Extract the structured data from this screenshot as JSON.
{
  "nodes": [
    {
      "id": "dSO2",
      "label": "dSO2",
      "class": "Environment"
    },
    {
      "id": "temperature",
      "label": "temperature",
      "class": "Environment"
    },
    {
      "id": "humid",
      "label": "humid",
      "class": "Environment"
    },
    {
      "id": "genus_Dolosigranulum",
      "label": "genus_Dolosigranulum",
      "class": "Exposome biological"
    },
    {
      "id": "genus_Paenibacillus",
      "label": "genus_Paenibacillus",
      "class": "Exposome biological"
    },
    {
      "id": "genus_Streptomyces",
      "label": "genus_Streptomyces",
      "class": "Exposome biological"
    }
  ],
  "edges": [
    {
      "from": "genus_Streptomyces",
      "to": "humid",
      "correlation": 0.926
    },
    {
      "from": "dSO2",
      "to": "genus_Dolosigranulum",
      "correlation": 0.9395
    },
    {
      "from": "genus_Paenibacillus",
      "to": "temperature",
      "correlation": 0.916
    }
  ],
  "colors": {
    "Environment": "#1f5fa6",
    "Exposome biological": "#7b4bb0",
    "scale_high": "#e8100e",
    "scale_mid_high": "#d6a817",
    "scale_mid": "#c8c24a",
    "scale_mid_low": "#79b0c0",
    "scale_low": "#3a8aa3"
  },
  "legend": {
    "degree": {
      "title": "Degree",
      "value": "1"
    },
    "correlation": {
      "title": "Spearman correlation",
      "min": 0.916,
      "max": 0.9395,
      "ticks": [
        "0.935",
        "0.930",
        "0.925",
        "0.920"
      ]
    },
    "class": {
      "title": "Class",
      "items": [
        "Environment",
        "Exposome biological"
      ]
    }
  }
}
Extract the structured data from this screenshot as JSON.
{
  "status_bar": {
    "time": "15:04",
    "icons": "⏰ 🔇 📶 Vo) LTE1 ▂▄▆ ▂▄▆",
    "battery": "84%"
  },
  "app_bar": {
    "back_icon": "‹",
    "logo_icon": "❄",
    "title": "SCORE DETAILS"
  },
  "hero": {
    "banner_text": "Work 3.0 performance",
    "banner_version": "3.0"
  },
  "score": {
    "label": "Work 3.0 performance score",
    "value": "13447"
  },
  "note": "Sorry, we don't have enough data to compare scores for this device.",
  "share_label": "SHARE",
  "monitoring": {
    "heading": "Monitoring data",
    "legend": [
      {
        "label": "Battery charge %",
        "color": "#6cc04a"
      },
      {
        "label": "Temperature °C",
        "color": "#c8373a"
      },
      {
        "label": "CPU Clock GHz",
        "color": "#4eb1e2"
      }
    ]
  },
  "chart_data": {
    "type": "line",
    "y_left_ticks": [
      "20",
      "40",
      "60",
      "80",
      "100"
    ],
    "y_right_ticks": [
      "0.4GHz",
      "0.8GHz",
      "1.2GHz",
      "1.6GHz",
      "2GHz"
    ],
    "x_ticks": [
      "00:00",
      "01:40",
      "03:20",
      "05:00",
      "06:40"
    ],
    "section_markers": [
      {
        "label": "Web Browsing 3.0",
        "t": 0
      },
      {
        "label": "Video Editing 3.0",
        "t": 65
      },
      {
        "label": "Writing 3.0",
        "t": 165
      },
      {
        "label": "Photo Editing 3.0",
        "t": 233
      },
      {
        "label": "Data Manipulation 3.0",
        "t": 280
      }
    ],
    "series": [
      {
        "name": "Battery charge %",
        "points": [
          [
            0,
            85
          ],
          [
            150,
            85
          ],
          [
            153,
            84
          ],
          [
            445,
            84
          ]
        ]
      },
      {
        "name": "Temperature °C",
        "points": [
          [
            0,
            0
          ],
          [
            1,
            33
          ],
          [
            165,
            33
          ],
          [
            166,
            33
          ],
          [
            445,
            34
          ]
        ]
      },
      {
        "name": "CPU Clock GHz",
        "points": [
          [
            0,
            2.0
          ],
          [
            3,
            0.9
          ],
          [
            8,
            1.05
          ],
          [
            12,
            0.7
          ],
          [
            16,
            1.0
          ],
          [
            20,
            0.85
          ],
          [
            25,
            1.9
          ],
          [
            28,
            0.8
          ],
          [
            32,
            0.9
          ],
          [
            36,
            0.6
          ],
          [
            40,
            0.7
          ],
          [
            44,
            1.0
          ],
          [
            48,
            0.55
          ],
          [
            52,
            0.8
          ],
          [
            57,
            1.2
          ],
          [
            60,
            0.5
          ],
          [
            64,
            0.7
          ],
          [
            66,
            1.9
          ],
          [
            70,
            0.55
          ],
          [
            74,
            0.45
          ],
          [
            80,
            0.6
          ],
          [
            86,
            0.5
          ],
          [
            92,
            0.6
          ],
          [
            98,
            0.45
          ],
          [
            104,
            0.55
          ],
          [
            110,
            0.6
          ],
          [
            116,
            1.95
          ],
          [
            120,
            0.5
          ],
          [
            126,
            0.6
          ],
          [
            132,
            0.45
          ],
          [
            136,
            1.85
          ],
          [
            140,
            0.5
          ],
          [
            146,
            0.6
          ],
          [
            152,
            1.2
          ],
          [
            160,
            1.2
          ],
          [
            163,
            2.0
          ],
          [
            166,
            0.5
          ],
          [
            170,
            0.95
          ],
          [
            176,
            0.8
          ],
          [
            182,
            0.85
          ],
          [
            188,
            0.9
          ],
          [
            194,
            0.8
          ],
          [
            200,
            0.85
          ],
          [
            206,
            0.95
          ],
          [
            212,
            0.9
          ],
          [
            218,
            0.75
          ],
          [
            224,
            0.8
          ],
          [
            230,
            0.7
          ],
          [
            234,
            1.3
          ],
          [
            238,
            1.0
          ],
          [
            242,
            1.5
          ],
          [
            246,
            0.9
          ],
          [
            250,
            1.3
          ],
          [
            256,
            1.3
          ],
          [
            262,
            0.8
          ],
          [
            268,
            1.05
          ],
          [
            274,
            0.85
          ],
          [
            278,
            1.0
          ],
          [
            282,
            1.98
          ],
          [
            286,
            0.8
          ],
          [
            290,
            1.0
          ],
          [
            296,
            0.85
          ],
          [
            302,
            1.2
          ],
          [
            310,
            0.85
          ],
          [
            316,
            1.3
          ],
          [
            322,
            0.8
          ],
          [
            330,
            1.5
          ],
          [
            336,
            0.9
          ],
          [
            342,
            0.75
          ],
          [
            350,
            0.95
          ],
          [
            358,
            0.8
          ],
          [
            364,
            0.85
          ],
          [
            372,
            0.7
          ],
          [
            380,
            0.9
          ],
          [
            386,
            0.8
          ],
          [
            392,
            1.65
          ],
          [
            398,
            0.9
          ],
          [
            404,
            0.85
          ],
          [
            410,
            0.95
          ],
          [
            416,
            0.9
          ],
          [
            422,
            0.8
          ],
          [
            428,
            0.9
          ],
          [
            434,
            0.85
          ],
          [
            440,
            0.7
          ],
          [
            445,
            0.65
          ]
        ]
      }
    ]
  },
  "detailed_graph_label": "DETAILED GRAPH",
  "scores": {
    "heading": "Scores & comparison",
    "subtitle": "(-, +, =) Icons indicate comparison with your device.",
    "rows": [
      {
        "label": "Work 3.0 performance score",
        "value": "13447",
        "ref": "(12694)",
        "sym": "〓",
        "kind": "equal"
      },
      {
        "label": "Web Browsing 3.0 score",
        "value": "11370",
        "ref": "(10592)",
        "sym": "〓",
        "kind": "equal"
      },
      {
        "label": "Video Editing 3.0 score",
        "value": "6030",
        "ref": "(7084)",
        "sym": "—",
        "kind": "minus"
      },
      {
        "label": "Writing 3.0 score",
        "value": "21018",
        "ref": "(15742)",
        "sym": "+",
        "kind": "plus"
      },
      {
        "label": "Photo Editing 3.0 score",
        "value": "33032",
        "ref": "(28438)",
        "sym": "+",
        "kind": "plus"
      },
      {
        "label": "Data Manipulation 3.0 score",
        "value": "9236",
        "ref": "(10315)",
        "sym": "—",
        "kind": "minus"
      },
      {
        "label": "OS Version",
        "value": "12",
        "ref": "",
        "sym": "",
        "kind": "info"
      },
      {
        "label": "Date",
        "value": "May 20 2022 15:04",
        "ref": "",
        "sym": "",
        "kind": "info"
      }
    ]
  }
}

□ □ □ □ □ □ □

== DIRECTIONS FOR THIS TASK ==
Pull out each line of the listing that holds the string "Photo".

== SOLUTION ==
        "label": "Photo Editing 3.0",
        "label": "Photo Editing 3.0 score",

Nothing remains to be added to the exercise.